-- start STORED RECORDS --

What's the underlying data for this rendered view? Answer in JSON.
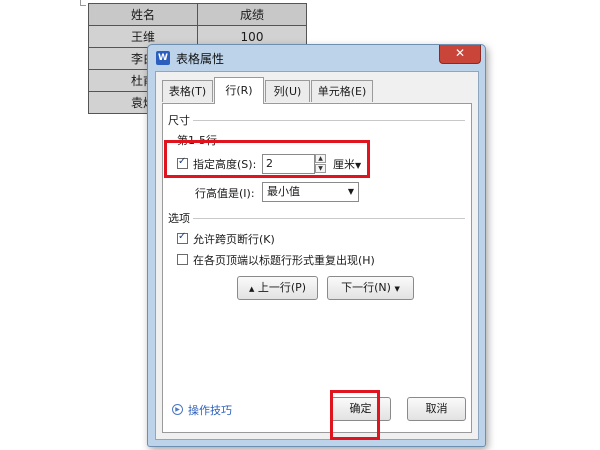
{
  "document_table": {
    "rows": [
      [
        "姓名",
        "成绩"
      ],
      [
        "王维",
        "100"
      ],
      [
        "李白",
        ""
      ],
      [
        "杜甫",
        ""
      ],
      [
        "袁焕",
        ""
      ]
    ]
  },
  "dialog": {
    "app_icon_text": "W",
    "title": "表格属性",
    "close_glyph": "✕",
    "tabs": [
      "表格(T)",
      "行(R)",
      "列(U)",
      "单元格(E)"
    ],
    "active_tab_index": 1,
    "size_group": {
      "title": "尺寸",
      "rows_label": "第1-5行",
      "specify_height_label": "指定高度(S):",
      "specify_height_checked": true,
      "height_value": "2",
      "height_unit": "厘米",
      "row_height_mode_label": "行高值是(I):",
      "row_height_mode_value": "最小值"
    },
    "options_group": {
      "title": "选项",
      "allow_break_label": "允许跨页断行(K)",
      "allow_break_checked": true,
      "repeat_header_label": "在各页顶端以标题行形式重复出现(H)",
      "repeat_header_checked": false
    },
    "prev_row_label": "上一行(P)",
    "next_row_label": "下一行(N)",
    "tips_label": "操作技巧",
    "ok_label": "确定",
    "cancel_label": "取消"
  },
  "colors": {
    "highlight_red": "#e0141e",
    "dialog_frame": "#bcd3ea",
    "close_button": "#c9453a"
  }
}
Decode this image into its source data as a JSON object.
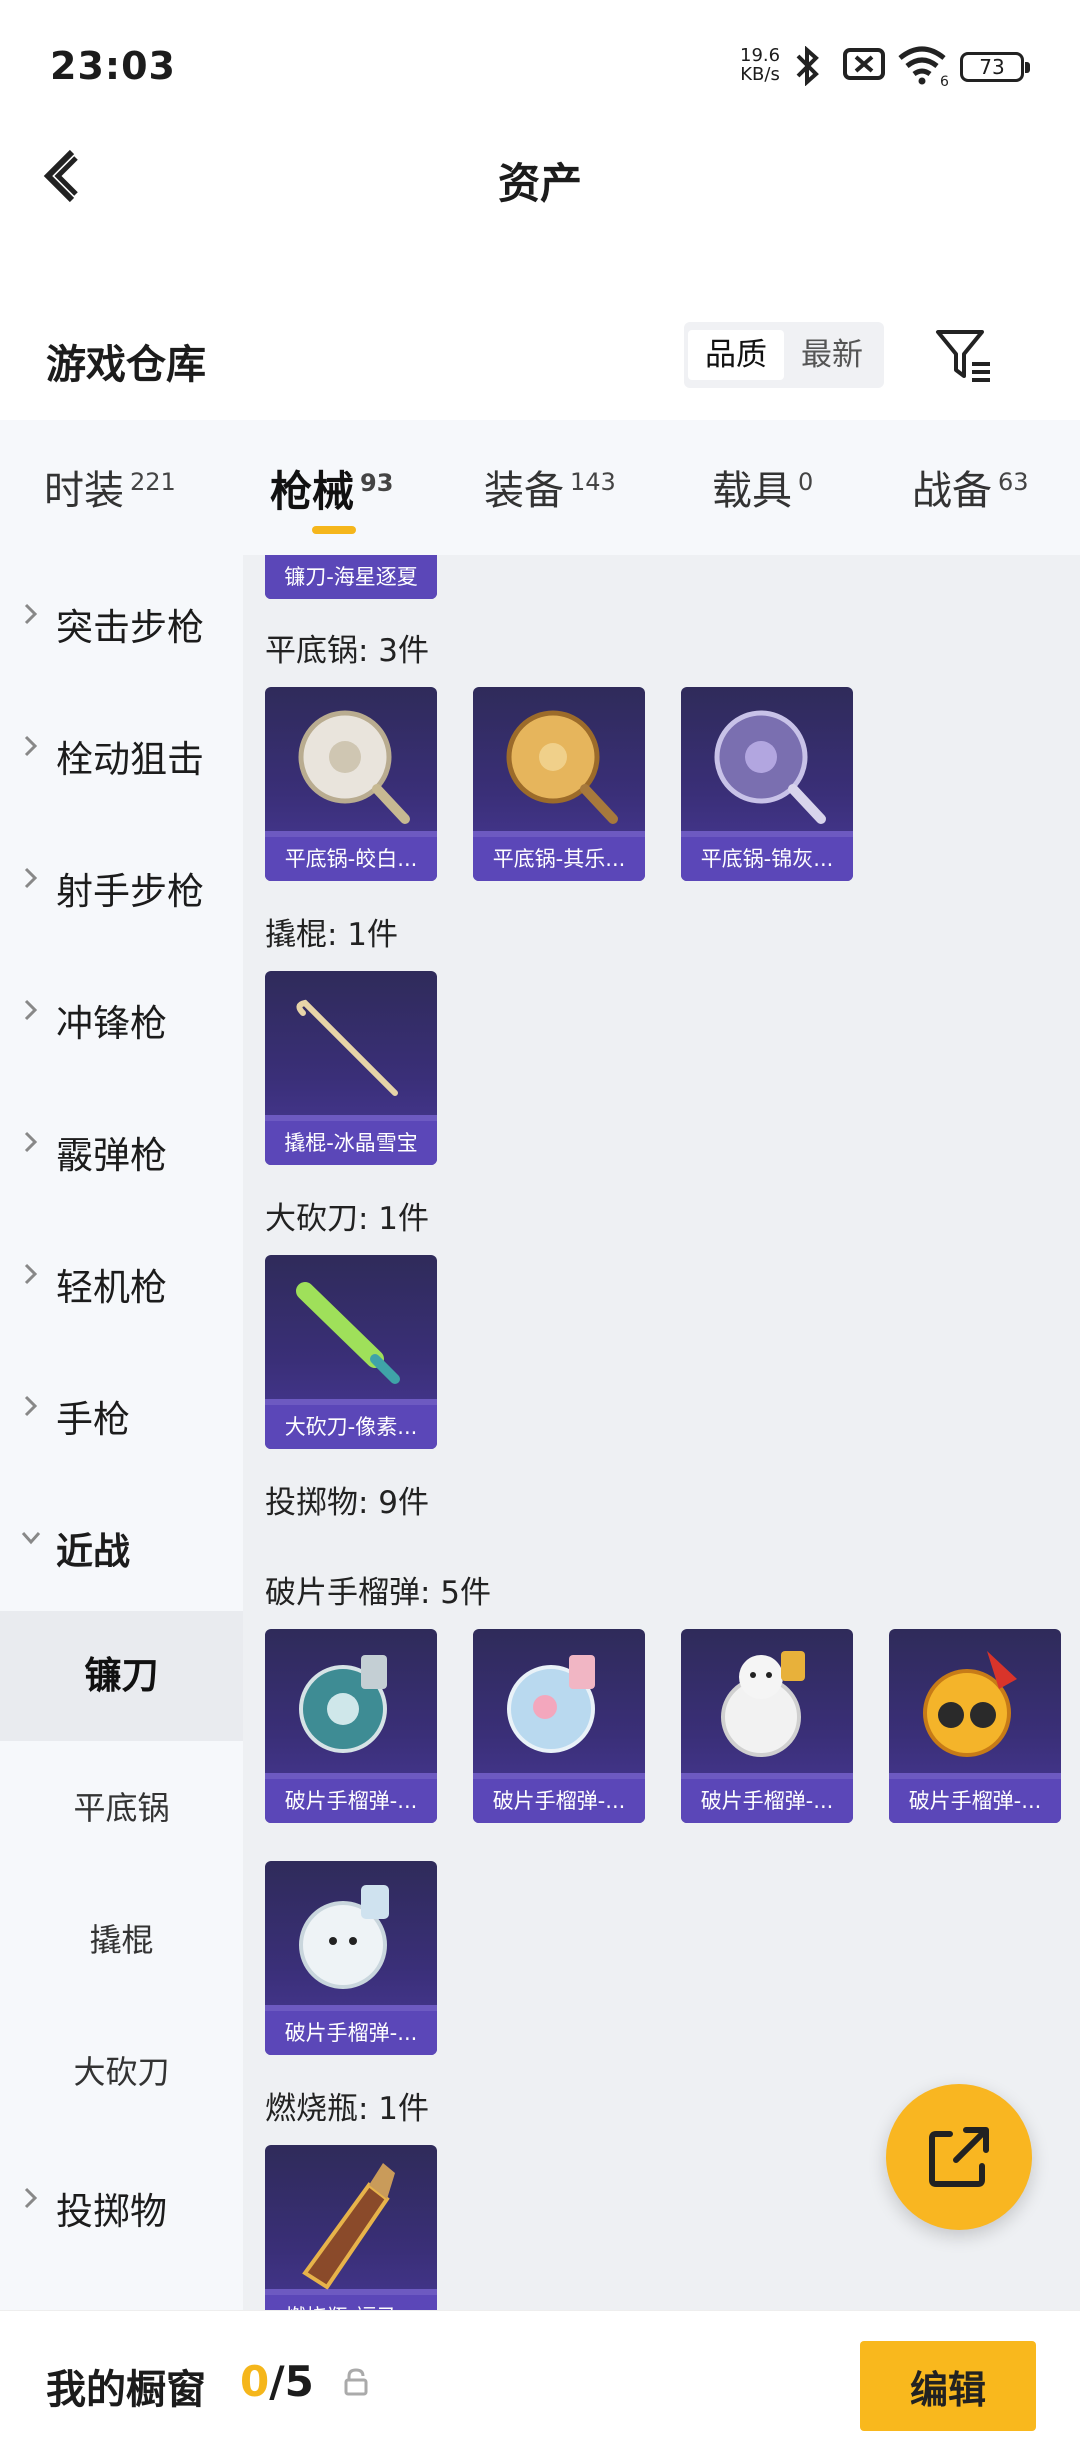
{
  "status": {
    "time": "23:03",
    "speed_value": "19.6",
    "speed_unit": "KB/s",
    "battery": "73",
    "wifi_label": "6"
  },
  "header": {
    "title": "资产"
  },
  "warehouse": {
    "title": "游戏仓库",
    "sort_options": [
      "品质",
      "最新"
    ],
    "active_sort": "品质"
  },
  "tabs": [
    {
      "label": "时装",
      "count": "221"
    },
    {
      "label": "枪械",
      "count": "93",
      "active": true
    },
    {
      "label": "装备",
      "count": "143"
    },
    {
      "label": "载具",
      "count": "0"
    },
    {
      "label": "战备",
      "count": "63"
    }
  ],
  "sidebar": {
    "categories": [
      "突击步枪",
      "栓动狙击",
      "射手步枪",
      "冲锋枪",
      "霰弹枪",
      "轻机枪",
      "手枪",
      "近战",
      "投掷物"
    ],
    "expanded": "近战",
    "subitems": [
      "镰刀",
      "平底锅",
      "撬棍",
      "大砍刀"
    ],
    "active_sub": "镰刀"
  },
  "content": {
    "top_card": "镰刀-海星逐夏",
    "sections": [
      {
        "title": "平底锅: 3件",
        "items": [
          "平底锅-皎白...",
          "平底锅-其乐...",
          "平底锅-锦灰..."
        ]
      },
      {
        "title": "撬棍: 1件",
        "items": [
          "撬棍-冰晶雪宝"
        ]
      },
      {
        "title": "大砍刀: 1件",
        "items": [
          "大砍刀-像素..."
        ]
      },
      {
        "title": "投掷物: 9件"
      },
      {
        "title": "破片手榴弹: 5件",
        "items": [
          "破片手榴弹-...",
          "破片手榴弹-...",
          "破片手榴弹-...",
          "破片手榴弹-...",
          "破片手榴弹-..."
        ]
      },
      {
        "title": "燃烧瓶: 1件",
        "items": [
          "燃烧瓶-福马..."
        ]
      }
    ]
  },
  "bottom": {
    "label": "我的橱窗",
    "used": "0",
    "total": "/5",
    "edit": "编辑"
  },
  "colors": {
    "accent": "#f5b61b",
    "card_bg": "#3a2f78",
    "card_label": "#5b47b8"
  },
  "icons": [
    "back-arrow-icon",
    "bluetooth-icon",
    "sim-off-icon",
    "wifi-icon",
    "battery-icon",
    "filter-icon",
    "chevron-right-icon",
    "chevron-down-icon",
    "share-out-icon",
    "lock-icon"
  ]
}
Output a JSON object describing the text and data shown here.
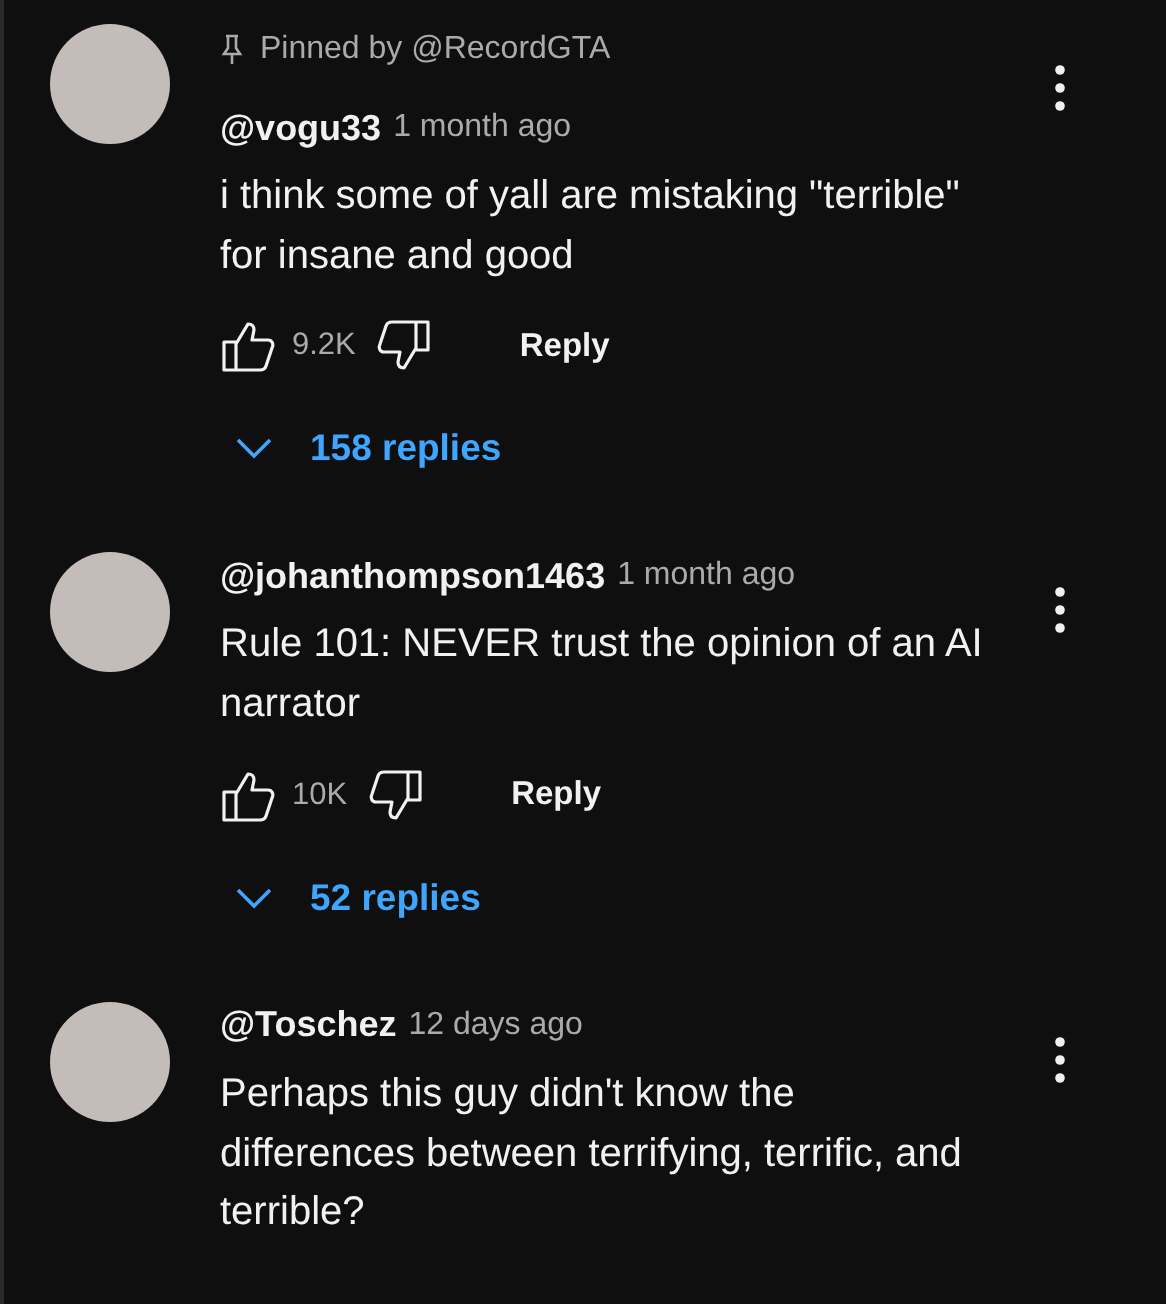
{
  "comments": [
    {
      "pinned_by": "Pinned by @RecordGTA",
      "author": "@vogu33",
      "time": "1 month ago",
      "text": "i think some of yall are mistaking \"terrible\" for insane and good",
      "likes": "9.2K",
      "reply_label": "Reply",
      "replies": "158 replies"
    },
    {
      "author": "@johanthompson1463",
      "time": "1 month ago",
      "text": "Rule 101: NEVER trust the opinion of an AI narrator",
      "likes": "10K",
      "reply_label": "Reply",
      "replies": "52 replies"
    },
    {
      "author": "@Toschez",
      "time": "12 days ago",
      "text": "Perhaps this guy didn't know the differences between terrifying, terrific, and terrible?"
    }
  ]
}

-- end STORED RECORDS --

* **AIM**: Restate every record exactly, please; do not copy the pictures.

* **COMPLETED EXERCISE**:
What's the underlying data for this rendered view? Answer in JSON.
{
  "document_table": {
    "rows": [
      [
        "姓名",
        "成绩"
      ],
      [
        "王维",
        "100"
      ],
      [
        "李白",
        ""
      ],
      [
        "杜甫",
        ""
      ],
      [
        "袁焕",
        ""
      ]
    ]
  },
  "dialog": {
    "app_icon_text": "W",
    "title": "表格属性",
    "close_glyph": "✕",
    "tabs": [
      "表格(T)",
      "行(R)",
      "列(U)",
      "单元格(E)"
    ],
    "active_tab_index": 1,
    "size_group": {
      "title": "尺寸",
      "rows_label": "第1-5行",
      "specify_height_label": "指定高度(S):",
      "specify_height_checked": true,
      "height_value": "2",
      "height_unit": "厘米",
      "row_height_mode_label": "行高值是(I):",
      "row_height_mode_value": "最小值"
    },
    "options_group": {
      "title": "选项",
      "allow_break_label": "允许跨页断行(K)",
      "allow_break_checked": true,
      "repeat_header_label": "在各页顶端以标题行形式重复出现(H)",
      "repeat_header_checked": false
    },
    "prev_row_label": "上一行(P)",
    "next_row_label": "下一行(N)",
    "tips_label": "操作技巧",
    "ok_label": "确定",
    "cancel_label": "取消"
  },
  "colors": {
    "highlight_red": "#e0141e",
    "dialog_frame": "#bcd3ea",
    "close_button": "#c9453a"
  }
}
Decode this image into its source data as a JSON object.
{
  "status": {
    "time": "23:03",
    "speed_value": "19.6",
    "speed_unit": "KB/s",
    "battery": "73",
    "wifi_label": "6"
  },
  "header": {
    "title": "资产"
  },
  "warehouse": {
    "title": "游戏仓库",
    "sort_options": [
      "品质",
      "最新"
    ],
    "active_sort": "品质"
  },
  "tabs": [
    {
      "label": "时装",
      "count": "221"
    },
    {
      "label": "枪械",
      "count": "93",
      "active": true
    },
    {
      "label": "装备",
      "count": "143"
    },
    {
      "label": "载具",
      "count": "0"
    },
    {
      "label": "战备",
      "count": "63"
    }
  ],
  "sidebar": {
    "categories": [
      "突击步枪",
      "栓动狙击",
      "射手步枪",
      "冲锋枪",
      "霰弹枪",
      "轻机枪",
      "手枪",
      "近战",
      "投掷物"
    ],
    "expanded": "近战",
    "subitems": [
      "镰刀",
      "平底锅",
      "撬棍",
      "大砍刀"
    ],
    "active_sub": "镰刀"
  },
  "content": {
    "top_card": "镰刀-海星逐夏",
    "sections": [
      {
        "title": "平底锅: 3件",
        "items": [
          "平底锅-皎白...",
          "平底锅-其乐...",
          "平底锅-锦灰..."
        ]
      },
      {
        "title": "撬棍: 1件",
        "items": [
          "撬棍-冰晶雪宝"
        ]
      },
      {
        "title": "大砍刀: 1件",
        "items": [
          "大砍刀-像素..."
        ]
      },
      {
        "title": "投掷物: 9件"
      },
      {
        "title": "破片手榴弹: 5件",
        "items": [
          "破片手榴弹-...",
          "破片手榴弹-...",
          "破片手榴弹-...",
          "破片手榴弹-...",
          "破片手榴弹-..."
        ]
      },
      {
        "title": "燃烧瓶: 1件",
        "items": [
          "燃烧瓶-福马..."
        ]
      }
    ]
  },
  "bottom": {
    "label": "我的橱窗",
    "used": "0",
    "total": "/5",
    "edit": "编辑"
  },
  "colors": {
    "accent": "#f5b61b",
    "card_bg": "#3a2f78",
    "card_label": "#5b47b8"
  },
  "icons": [
    "back-arrow-icon",
    "bluetooth-icon",
    "sim-off-icon",
    "wifi-icon",
    "battery-icon",
    "filter-icon",
    "chevron-right-icon",
    "chevron-down-icon",
    "share-out-icon",
    "lock-icon"
  ]
}
Output a JSON object describing the text and data shown here.
{
  "comments": [
    {
      "pinned_by": "Pinned by @RecordGTA",
      "author": "@vogu33",
      "time": "1 month ago",
      "text": "i think some of yall are mistaking \"terrible\" for insane and good",
      "likes": "9.2K",
      "reply_label": "Reply",
      "replies": "158 replies"
    },
    {
      "author": "@johanthompson1463",
      "time": "1 month ago",
      "text": "Rule 101: NEVER trust the opinion of an AI narrator",
      "likes": "10K",
      "reply_label": "Reply",
      "replies": "52 replies"
    },
    {
      "author": "@Toschez",
      "time": "12 days ago",
      "text": "Perhaps this guy didn't know the differences between terrifying, terrific, and terrible?"
    }
  ]
}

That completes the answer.